## [Extracted entries]
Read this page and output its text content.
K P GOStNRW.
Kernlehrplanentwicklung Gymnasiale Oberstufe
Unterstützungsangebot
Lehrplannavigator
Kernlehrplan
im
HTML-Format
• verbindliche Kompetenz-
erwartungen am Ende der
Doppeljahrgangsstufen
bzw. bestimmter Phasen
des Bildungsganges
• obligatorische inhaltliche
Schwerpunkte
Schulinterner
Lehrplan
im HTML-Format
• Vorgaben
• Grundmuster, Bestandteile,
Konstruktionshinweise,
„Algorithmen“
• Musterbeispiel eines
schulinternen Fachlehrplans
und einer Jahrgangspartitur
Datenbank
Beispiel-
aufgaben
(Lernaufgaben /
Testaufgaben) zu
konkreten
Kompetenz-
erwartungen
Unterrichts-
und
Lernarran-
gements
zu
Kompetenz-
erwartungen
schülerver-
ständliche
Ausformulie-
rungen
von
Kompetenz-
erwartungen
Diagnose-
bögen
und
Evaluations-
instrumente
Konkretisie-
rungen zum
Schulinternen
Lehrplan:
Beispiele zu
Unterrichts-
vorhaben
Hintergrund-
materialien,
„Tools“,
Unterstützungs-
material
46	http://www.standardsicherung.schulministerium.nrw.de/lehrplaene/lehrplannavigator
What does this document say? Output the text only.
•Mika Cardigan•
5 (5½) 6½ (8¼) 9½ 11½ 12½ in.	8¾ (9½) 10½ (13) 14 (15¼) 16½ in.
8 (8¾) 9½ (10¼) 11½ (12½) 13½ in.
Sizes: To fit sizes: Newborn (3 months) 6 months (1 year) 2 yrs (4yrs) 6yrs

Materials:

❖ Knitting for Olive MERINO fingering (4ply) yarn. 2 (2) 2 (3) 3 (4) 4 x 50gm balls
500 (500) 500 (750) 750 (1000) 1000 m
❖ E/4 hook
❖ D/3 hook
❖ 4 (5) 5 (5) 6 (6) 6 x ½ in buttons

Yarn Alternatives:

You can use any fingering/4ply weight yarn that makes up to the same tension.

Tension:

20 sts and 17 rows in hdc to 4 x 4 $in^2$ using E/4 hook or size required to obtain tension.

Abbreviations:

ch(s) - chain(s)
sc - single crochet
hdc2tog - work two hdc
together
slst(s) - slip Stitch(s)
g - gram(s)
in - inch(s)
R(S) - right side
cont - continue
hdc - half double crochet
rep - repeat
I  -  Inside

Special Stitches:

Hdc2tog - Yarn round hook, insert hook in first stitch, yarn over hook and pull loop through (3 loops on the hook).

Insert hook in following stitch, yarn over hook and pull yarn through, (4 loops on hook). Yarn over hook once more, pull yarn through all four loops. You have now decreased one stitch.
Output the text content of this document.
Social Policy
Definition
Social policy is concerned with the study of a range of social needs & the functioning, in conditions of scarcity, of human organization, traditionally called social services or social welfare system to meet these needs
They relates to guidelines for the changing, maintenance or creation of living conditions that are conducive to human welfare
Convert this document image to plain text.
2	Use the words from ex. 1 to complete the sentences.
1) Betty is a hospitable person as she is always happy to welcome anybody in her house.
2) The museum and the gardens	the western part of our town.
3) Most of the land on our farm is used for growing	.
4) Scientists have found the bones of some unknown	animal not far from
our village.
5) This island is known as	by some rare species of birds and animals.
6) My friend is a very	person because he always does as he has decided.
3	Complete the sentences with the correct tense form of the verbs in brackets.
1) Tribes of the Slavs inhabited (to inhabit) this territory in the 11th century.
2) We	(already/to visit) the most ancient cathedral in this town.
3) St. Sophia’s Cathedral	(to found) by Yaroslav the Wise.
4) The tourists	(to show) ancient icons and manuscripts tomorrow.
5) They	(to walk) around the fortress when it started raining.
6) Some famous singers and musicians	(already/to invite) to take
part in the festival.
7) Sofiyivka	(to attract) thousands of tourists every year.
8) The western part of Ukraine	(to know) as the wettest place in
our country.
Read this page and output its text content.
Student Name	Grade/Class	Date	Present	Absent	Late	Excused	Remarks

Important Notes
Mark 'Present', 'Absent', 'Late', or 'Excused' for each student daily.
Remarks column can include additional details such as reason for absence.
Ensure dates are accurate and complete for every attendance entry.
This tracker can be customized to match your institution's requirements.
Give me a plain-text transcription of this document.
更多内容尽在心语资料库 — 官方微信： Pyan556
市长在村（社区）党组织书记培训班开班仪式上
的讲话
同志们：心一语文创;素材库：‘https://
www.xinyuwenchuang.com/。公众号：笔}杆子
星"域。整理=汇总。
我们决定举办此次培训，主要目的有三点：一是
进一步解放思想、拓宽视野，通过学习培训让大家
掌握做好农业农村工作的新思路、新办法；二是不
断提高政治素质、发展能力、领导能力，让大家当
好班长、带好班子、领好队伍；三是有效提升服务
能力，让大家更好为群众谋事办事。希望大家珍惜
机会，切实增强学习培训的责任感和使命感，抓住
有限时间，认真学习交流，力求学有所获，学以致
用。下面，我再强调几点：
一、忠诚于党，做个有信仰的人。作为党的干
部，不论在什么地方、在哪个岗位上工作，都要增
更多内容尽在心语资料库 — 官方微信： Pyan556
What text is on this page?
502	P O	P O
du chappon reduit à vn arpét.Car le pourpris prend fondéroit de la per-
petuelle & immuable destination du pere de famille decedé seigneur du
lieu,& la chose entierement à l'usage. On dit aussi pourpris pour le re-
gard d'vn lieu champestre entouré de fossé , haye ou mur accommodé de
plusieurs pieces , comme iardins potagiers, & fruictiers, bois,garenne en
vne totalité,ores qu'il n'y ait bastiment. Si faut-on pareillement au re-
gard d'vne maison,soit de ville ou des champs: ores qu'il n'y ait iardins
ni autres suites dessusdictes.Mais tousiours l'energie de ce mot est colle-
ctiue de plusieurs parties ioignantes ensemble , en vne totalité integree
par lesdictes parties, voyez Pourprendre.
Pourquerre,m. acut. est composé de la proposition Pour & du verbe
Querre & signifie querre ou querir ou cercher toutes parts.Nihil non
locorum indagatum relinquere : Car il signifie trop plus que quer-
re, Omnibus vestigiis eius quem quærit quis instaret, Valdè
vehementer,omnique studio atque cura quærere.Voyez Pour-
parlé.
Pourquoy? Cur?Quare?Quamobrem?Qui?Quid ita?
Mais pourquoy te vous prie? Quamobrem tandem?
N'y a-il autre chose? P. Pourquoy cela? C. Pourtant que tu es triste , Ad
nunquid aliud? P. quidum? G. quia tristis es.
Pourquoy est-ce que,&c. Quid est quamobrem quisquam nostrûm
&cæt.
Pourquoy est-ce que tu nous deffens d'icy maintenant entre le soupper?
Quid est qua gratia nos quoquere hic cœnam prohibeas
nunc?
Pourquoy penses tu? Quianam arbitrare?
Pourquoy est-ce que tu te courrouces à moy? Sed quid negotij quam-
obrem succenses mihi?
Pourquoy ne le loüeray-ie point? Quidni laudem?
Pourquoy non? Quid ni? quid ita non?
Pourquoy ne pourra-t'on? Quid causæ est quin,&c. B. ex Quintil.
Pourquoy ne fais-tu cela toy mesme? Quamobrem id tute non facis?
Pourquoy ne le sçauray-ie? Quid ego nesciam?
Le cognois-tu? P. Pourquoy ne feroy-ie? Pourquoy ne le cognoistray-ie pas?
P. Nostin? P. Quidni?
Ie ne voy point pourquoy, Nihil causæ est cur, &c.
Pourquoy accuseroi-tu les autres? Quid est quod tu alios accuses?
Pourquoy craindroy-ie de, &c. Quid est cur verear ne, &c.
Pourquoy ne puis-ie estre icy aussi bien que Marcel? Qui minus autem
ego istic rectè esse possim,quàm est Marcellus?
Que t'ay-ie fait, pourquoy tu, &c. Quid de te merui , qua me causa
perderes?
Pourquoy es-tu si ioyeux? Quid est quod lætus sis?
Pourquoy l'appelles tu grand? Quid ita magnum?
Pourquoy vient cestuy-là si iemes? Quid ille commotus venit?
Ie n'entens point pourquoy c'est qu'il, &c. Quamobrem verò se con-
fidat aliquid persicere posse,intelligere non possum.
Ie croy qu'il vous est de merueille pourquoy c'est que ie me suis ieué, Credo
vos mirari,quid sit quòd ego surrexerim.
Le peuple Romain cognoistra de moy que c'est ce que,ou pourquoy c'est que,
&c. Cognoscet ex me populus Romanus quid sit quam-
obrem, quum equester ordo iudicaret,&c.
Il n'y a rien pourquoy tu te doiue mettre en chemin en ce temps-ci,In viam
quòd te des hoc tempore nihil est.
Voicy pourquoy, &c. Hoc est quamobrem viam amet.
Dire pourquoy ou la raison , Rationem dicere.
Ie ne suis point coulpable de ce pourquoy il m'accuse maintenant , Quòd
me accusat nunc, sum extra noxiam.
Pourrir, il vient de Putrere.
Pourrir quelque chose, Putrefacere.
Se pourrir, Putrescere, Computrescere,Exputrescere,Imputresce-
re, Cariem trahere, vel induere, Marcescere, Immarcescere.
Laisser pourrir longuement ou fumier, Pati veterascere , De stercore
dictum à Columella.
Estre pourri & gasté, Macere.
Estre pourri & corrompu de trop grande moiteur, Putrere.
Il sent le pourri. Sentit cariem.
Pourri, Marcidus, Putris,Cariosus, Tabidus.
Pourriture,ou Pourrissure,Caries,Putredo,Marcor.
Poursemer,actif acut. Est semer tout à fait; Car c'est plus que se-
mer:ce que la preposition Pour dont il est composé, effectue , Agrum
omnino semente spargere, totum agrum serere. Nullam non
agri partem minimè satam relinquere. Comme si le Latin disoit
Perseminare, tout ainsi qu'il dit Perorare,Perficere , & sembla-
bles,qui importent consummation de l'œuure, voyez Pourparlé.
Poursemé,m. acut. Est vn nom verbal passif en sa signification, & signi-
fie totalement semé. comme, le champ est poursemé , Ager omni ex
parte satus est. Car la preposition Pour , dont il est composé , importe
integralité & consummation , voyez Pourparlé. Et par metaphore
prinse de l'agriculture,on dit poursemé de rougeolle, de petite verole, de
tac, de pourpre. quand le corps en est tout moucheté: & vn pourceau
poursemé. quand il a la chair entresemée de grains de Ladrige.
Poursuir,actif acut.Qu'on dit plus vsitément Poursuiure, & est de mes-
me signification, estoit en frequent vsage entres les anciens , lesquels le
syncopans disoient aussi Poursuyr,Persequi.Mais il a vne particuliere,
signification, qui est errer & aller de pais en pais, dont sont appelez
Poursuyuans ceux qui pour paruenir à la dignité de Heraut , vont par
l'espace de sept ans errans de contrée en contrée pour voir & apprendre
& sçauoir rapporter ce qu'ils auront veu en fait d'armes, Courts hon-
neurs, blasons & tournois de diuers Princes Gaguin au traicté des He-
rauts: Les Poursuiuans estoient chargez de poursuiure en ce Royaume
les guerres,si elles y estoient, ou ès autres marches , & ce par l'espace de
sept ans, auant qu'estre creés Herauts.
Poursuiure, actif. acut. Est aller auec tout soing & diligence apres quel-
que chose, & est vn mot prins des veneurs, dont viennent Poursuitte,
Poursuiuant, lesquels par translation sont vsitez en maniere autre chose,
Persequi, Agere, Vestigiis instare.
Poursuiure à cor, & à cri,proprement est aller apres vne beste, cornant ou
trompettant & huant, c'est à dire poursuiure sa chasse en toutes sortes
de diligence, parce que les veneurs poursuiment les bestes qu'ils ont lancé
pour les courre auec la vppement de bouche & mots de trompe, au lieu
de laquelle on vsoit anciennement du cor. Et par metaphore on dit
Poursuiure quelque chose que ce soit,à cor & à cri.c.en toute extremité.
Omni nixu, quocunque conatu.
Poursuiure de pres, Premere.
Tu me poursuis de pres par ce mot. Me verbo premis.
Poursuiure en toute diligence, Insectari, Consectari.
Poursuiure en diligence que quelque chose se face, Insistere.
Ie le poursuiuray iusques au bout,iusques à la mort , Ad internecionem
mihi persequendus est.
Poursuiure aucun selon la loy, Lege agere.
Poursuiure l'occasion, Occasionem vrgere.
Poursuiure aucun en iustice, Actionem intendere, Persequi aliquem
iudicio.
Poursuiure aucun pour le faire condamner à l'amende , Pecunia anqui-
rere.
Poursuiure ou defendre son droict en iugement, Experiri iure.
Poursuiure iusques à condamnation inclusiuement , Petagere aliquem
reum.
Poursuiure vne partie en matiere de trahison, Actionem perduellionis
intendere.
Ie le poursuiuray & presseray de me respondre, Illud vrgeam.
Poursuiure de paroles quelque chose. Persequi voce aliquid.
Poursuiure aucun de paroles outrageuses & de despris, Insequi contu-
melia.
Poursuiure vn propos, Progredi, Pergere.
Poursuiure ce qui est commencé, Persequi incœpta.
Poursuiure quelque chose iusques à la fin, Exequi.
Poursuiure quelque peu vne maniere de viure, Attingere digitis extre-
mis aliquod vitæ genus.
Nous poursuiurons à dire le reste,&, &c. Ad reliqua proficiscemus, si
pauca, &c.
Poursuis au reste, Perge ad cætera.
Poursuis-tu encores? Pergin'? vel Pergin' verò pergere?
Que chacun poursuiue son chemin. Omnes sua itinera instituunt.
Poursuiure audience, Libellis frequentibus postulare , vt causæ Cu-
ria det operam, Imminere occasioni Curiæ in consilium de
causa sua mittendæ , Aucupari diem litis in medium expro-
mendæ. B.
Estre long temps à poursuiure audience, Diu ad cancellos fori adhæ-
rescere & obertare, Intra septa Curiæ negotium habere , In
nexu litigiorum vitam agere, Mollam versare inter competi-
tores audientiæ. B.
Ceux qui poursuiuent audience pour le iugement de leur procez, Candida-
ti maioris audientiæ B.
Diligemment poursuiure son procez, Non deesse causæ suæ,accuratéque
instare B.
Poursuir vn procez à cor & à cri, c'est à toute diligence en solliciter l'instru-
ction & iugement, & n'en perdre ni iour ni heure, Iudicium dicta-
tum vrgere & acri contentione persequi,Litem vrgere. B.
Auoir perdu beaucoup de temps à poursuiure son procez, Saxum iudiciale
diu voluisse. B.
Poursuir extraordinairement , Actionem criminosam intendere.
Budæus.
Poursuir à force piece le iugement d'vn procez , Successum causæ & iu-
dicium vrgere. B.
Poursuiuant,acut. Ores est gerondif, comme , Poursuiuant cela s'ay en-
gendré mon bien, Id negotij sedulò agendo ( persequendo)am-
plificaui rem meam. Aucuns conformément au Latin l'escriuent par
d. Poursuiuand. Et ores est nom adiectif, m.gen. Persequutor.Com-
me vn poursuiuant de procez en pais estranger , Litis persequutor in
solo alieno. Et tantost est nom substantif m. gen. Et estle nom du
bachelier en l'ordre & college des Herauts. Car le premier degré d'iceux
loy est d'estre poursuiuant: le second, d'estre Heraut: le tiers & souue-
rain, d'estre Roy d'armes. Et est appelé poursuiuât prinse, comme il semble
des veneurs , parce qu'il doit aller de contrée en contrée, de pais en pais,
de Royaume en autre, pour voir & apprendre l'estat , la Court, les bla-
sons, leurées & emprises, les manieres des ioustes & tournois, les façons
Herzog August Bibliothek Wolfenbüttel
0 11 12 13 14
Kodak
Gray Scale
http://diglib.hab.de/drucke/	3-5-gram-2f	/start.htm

## [Task requirements]
Report how many lines in the entries hold the string "consummation". Nothing but the number is wanted.

## [Response to this task]
2